____ MATERIAL FOR THIS TASK
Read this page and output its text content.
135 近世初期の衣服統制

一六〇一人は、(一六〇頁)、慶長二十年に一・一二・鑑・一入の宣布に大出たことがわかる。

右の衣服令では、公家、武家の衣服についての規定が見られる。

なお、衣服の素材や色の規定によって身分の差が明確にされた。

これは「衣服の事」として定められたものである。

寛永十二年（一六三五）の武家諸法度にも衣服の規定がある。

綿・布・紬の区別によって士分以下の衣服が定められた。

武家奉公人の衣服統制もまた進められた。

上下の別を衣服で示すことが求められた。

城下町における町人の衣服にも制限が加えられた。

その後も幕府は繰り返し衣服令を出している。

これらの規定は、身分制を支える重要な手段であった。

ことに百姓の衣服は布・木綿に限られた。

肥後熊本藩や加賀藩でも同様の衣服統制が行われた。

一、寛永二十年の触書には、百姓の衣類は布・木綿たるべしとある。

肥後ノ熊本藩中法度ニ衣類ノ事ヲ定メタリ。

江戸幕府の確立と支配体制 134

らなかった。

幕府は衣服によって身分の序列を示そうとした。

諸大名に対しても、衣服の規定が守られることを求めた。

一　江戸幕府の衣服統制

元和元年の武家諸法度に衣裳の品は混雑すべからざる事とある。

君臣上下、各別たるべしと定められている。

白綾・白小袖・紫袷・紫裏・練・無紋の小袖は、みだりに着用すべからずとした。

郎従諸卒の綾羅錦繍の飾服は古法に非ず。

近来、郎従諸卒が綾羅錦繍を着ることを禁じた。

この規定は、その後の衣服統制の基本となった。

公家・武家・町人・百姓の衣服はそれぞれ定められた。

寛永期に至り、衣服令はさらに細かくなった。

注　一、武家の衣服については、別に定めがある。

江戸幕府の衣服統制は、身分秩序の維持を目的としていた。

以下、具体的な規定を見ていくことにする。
________
▸ **TASK STATEMENT**
Give an exact repetition of all the material.

▸ **SOLUTION FOR THIS PROBLEM**
Read this page and output its text content.
135 近世初期の衣服統制

一六〇一人は、(一六〇頁)、慶長二十年に一・一二・鑑・一入の宣布に大出たことがわかる。

右の衣服令では、公家、武家の衣服についての規定が見られる。

なお、衣服の素材や色の規定によって身分の差が明確にされた。

これは「衣服の事」として定められたものである。

寛永十二年（一六三五）の武家諸法度にも衣服の規定がある。

綿・布・紬の区別によって士分以下の衣服が定められた。

武家奉公人の衣服統制もまた進められた。

上下の別を衣服で示すことが求められた。

城下町における町人の衣服にも制限が加えられた。

その後も幕府は繰り返し衣服令を出している。

これらの規定は、身分制を支える重要な手段であった。

ことに百姓の衣服は布・木綿に限られた。

肥後熊本藩や加賀藩でも同様の衣服統制が行われた。

一、寛永二十年の触書には、百姓の衣類は布・木綿たるべしとある。

肥後ノ熊本藩中法度ニ衣類ノ事ヲ定メタリ。

江戸幕府の確立と支配体制 134

らなかった。

幕府は衣服によって身分の序列を示そうとした。

諸大名に対しても、衣服の規定が守られることを求めた。

一　江戸幕府の衣服統制

元和元年の武家諸法度に衣裳の品は混雑すべからざる事とある。

君臣上下、各別たるべしと定められている。

白綾・白小袖・紫袷・紫裏・練・無紋の小袖は、みだりに着用すべからずとした。

郎従諸卒の綾羅錦繍の飾服は古法に非ず。

近来、郎従諸卒が綾羅錦繍を着ることを禁じた。

この規定は、その後の衣服統制の基本となった。

公家・武家・町人・百姓の衣服はそれぞれ定められた。

寛永期に至り、衣服令はさらに細かくなった。

注　一、武家の衣服については、別に定めがある。

江戸幕府の衣服統制は、身分秩序の維持を目的としていた。

以下、具体的な規定を見ていくことにする。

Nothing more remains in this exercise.